# [REQUIREMENTS]
Copy every line with the string "polymerization" in it.

# [Rows from a figure dataset]
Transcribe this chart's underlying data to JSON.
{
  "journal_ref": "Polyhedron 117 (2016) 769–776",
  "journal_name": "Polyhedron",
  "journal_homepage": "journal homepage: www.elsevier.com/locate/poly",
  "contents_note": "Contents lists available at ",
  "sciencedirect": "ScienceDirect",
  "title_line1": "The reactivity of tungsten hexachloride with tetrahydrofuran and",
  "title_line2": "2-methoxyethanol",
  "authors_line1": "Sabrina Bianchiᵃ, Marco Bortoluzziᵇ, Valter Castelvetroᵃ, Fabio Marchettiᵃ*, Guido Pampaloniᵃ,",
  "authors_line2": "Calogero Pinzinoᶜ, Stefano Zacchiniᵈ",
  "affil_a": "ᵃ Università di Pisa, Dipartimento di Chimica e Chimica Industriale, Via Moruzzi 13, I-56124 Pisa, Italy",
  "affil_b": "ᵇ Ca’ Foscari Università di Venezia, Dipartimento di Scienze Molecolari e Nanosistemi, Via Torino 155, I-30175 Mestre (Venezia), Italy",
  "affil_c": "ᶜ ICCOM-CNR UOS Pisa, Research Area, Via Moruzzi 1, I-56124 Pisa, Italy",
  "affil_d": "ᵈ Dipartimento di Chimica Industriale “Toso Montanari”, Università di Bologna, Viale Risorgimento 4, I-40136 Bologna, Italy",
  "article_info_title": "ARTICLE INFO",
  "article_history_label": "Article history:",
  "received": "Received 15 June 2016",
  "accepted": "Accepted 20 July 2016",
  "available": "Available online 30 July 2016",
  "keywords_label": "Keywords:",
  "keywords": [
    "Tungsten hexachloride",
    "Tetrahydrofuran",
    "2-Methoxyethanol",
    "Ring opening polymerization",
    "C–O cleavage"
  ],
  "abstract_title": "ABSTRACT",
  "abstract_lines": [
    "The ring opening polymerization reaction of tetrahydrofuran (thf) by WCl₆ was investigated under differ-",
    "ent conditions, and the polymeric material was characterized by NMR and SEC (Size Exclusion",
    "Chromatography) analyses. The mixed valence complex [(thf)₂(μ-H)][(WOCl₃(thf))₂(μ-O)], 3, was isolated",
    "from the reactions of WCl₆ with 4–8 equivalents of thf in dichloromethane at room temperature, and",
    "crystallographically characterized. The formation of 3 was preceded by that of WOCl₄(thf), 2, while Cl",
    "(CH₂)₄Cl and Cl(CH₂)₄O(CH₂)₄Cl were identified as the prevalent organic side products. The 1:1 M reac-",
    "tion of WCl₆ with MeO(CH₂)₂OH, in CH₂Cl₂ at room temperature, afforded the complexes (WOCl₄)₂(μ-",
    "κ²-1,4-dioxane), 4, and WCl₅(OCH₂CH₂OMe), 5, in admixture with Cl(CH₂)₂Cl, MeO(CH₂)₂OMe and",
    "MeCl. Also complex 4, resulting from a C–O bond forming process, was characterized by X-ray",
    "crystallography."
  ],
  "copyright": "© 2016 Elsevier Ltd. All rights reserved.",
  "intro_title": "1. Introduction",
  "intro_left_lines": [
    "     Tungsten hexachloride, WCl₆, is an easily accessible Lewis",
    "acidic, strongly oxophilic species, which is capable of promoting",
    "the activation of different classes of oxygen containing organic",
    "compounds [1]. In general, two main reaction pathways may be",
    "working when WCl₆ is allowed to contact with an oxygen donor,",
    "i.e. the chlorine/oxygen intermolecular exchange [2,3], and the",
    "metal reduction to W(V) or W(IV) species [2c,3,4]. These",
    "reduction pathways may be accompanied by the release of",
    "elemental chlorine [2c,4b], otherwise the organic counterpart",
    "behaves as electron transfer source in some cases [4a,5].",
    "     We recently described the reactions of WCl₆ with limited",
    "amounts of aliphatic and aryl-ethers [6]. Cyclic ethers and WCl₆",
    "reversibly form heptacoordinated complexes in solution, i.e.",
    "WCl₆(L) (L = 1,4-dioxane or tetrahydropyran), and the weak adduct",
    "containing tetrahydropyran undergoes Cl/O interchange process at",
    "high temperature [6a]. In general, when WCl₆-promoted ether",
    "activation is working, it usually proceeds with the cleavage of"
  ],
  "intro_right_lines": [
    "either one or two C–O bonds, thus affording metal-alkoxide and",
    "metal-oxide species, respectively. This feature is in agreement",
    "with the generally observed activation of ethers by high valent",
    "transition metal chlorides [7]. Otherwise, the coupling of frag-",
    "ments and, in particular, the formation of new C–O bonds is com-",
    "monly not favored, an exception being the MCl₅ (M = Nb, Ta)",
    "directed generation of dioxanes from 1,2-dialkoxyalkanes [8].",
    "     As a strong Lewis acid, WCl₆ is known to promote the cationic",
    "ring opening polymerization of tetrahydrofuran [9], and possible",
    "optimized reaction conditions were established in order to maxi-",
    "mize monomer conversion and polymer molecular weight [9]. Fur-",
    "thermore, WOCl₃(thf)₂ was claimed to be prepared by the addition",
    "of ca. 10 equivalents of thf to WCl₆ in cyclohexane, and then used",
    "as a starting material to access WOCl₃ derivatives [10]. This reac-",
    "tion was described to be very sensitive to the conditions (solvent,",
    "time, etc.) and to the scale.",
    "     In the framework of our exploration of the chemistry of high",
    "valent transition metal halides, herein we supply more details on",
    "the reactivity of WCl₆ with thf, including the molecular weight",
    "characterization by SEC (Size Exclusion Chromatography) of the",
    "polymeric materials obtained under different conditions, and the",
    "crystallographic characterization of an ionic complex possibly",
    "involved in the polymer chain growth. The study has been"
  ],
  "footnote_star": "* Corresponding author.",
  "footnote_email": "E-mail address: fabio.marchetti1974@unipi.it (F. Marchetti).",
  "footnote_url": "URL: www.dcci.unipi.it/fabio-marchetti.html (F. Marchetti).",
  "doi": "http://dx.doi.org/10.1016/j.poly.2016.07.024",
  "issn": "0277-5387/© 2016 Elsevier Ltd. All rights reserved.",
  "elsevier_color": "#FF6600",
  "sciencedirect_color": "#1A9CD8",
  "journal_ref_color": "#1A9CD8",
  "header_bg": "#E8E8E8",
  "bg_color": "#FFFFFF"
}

# [EXPECTED OUTPUT]
    "Ring opening polymerization",
    "The ring opening polymerization reaction of tetrahydrofuran (thf) by WCl₆ was investigated under differ-",
    "ring opening polymerization of tetrahydrofuran [9], and possible",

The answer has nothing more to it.